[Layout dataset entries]
.....
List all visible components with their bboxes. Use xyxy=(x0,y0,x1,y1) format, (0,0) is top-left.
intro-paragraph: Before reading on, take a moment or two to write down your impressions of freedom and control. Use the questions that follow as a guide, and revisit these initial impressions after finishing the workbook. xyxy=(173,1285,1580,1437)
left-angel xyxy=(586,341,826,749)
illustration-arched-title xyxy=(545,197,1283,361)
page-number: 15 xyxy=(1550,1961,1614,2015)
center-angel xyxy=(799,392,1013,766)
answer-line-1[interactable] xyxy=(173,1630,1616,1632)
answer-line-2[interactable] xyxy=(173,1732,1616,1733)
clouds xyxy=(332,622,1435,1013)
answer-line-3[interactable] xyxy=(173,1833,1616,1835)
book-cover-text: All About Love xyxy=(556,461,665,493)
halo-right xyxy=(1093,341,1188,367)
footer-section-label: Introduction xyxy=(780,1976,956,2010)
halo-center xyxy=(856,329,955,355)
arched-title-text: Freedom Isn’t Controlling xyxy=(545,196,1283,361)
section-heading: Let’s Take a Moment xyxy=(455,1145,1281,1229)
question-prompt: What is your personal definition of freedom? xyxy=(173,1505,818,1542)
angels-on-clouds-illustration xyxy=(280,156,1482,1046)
.....
### WORK TO BE COMPLETED
Give back all of the rows above word for word, keeping every line unchanged.

### FULL RESPONSE
List all visible components with their bboxes. Use xyxy=(x0,y0,x1,y1) format, (0,0) is top-left.
intro-paragraph: Before reading on, take a moment or two to write down your impressions of freedom and control. Use the questions that follow as a guide, and revisit these initial impressions after finishing the workbook. xyxy=(173,1285,1580,1437)
left-angel xyxy=(586,341,826,749)
illustration-arched-title xyxy=(545,197,1283,361)
page-number: 15 xyxy=(1550,1961,1614,2015)
center-angel xyxy=(799,392,1013,766)
answer-line-1[interactable] xyxy=(173,1630,1616,1632)
answer-line-2[interactable] xyxy=(173,1732,1616,1733)
clouds xyxy=(332,622,1435,1013)
answer-line-3[interactable] xyxy=(173,1833,1616,1835)
book-cover-text: All About Love xyxy=(556,461,665,493)
halo-right xyxy=(1093,341,1188,367)
footer-section-label: Introduction xyxy=(780,1976,956,2010)
halo-center xyxy=(856,329,955,355)
arched-title-text: Freedom Isn’t Controlling xyxy=(545,196,1283,361)
section-heading: Let’s Take a Moment xyxy=(455,1145,1281,1229)
question-prompt: What is your personal definition of freedom? xyxy=(173,1505,818,1542)
angels-on-clouds-illustration xyxy=(280,156,1482,1046)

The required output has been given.